### [GIVEN TASK]
In the listing below, locate the lines that hold the string "наименование". Copy those lines.

### [EXERCISE MATERIAL]

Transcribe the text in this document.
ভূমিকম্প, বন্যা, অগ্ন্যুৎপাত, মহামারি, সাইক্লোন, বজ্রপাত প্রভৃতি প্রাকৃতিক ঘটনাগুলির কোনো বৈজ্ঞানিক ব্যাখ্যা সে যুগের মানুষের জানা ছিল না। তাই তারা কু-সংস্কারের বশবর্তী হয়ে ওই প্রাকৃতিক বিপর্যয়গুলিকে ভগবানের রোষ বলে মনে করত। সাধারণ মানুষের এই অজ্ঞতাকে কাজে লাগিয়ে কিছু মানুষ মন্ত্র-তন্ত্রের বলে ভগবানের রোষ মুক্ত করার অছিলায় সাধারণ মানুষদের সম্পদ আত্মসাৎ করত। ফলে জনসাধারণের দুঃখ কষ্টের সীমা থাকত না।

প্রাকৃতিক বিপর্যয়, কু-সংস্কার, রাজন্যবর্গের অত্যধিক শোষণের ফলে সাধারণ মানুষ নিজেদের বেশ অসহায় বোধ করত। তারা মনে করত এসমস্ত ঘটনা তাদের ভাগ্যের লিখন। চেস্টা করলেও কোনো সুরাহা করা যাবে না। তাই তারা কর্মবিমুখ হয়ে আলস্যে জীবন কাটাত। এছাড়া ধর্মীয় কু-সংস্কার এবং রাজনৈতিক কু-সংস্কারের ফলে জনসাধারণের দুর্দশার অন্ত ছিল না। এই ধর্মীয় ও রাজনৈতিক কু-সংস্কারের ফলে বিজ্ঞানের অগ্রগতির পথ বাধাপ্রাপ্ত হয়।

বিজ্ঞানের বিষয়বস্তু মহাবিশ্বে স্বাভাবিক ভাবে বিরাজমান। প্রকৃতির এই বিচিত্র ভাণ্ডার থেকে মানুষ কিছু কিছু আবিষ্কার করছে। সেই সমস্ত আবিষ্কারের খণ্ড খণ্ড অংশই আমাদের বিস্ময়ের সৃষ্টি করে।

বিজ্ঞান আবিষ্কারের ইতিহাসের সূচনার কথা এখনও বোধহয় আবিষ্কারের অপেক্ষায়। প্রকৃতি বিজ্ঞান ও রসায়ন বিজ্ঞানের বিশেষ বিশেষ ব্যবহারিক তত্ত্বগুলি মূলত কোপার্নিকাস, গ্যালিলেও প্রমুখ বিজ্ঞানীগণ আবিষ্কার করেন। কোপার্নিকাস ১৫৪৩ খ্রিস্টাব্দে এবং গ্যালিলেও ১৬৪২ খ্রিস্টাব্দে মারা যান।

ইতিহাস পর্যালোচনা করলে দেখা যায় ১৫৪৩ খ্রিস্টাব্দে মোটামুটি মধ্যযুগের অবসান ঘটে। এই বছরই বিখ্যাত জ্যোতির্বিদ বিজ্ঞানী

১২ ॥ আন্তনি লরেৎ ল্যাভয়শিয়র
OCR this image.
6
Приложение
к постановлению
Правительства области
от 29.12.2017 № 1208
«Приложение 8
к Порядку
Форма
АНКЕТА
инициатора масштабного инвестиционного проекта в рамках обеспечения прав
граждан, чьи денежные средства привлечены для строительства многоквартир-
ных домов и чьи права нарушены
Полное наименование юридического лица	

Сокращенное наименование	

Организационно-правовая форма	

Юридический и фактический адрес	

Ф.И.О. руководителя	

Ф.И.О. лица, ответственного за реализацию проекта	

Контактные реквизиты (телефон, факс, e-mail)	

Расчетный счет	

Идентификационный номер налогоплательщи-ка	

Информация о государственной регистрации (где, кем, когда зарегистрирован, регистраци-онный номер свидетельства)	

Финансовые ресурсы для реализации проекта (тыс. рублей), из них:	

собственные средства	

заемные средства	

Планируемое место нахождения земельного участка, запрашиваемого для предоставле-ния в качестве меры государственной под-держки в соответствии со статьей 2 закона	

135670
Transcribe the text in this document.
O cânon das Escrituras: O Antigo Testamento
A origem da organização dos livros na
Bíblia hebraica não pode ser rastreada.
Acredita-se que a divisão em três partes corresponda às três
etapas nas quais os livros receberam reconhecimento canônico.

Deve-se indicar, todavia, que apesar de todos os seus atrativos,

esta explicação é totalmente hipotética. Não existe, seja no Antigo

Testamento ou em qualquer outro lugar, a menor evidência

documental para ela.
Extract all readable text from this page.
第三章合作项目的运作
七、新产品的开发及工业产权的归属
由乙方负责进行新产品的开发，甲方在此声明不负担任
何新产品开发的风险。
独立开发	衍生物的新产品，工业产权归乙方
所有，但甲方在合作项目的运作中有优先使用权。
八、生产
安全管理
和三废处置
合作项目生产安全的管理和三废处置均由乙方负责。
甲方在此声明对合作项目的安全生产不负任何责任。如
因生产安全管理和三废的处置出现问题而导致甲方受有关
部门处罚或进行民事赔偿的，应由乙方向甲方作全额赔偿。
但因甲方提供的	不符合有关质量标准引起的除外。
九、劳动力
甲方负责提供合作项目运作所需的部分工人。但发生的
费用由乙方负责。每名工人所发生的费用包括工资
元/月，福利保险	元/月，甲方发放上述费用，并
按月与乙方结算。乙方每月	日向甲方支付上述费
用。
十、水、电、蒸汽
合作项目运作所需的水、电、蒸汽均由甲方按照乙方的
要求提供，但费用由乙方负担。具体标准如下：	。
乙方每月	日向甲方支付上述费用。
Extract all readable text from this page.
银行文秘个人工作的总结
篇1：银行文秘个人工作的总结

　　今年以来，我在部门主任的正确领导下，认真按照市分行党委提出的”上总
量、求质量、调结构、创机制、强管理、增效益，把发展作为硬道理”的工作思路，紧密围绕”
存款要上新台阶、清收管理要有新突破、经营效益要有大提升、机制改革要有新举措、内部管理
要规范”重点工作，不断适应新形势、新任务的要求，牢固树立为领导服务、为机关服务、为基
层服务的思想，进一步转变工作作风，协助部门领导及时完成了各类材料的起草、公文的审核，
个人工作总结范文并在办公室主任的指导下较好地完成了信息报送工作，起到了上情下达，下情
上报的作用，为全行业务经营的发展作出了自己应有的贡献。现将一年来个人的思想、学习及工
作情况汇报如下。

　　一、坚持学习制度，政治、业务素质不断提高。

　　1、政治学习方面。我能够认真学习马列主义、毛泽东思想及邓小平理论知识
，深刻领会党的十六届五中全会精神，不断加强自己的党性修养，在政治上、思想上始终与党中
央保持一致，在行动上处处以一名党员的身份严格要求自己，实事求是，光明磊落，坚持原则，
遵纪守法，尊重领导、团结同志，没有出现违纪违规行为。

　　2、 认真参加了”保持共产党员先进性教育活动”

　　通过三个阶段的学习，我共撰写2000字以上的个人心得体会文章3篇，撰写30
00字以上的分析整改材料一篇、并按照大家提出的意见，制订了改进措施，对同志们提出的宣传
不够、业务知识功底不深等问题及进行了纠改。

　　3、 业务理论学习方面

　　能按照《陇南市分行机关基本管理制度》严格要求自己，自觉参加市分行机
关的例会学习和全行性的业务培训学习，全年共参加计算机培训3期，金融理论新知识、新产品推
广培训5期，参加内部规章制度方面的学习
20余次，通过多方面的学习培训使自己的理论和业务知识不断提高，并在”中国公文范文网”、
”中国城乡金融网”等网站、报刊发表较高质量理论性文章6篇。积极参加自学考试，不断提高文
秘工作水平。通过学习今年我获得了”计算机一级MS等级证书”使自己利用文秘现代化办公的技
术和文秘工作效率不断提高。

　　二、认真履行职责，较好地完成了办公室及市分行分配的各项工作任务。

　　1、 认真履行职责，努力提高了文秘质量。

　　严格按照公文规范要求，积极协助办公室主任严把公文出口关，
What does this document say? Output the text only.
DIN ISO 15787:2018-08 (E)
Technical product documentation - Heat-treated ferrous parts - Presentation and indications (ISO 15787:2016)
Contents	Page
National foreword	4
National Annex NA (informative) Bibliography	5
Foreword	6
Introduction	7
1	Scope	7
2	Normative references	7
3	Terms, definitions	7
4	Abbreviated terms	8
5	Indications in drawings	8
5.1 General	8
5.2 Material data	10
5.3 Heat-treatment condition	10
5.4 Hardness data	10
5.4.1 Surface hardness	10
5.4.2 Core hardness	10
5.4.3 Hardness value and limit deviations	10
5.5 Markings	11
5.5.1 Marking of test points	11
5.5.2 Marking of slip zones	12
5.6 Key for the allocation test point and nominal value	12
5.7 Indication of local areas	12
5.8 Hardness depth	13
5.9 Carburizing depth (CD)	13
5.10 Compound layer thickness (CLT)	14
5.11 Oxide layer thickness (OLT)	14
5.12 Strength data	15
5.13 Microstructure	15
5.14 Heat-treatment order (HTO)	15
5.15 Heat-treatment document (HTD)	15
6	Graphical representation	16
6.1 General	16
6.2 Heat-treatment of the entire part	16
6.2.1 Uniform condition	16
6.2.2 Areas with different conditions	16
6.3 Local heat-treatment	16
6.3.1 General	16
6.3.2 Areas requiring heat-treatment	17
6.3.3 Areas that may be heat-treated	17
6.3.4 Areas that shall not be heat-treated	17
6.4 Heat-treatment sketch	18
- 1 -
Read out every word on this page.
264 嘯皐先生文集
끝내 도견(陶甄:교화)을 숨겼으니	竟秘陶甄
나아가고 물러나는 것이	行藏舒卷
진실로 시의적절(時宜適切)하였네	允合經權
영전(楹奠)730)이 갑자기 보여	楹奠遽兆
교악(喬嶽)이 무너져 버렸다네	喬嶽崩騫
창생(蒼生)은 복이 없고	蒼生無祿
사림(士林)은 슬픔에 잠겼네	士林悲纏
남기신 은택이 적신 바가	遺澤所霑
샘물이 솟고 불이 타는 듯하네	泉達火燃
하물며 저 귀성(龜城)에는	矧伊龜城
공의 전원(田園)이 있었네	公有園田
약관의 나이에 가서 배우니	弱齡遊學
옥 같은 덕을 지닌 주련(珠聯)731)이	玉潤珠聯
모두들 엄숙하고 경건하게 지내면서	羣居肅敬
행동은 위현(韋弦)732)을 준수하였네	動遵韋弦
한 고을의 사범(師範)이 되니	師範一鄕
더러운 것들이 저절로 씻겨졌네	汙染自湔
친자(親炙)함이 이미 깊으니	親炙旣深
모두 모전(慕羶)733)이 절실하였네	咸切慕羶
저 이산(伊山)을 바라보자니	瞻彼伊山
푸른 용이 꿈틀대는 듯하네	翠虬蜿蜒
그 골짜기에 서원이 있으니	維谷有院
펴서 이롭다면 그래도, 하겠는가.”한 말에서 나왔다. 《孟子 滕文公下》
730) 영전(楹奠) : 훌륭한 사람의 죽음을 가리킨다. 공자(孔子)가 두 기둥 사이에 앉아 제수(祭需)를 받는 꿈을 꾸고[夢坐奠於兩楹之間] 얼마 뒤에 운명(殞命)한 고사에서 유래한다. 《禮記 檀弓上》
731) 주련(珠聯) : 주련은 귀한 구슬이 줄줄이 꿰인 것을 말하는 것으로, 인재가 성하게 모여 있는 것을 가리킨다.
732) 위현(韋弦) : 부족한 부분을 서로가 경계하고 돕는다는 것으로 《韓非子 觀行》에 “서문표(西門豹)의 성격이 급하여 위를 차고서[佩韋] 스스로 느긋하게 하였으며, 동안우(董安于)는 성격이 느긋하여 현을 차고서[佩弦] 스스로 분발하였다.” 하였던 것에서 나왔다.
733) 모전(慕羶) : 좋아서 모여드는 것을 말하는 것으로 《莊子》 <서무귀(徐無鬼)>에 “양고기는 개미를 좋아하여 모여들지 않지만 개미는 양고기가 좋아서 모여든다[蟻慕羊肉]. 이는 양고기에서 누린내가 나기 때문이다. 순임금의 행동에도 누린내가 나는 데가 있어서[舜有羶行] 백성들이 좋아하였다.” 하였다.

### [CORRECT RESULT]
Полное наименование юридического лица	
Сокращенное наименование	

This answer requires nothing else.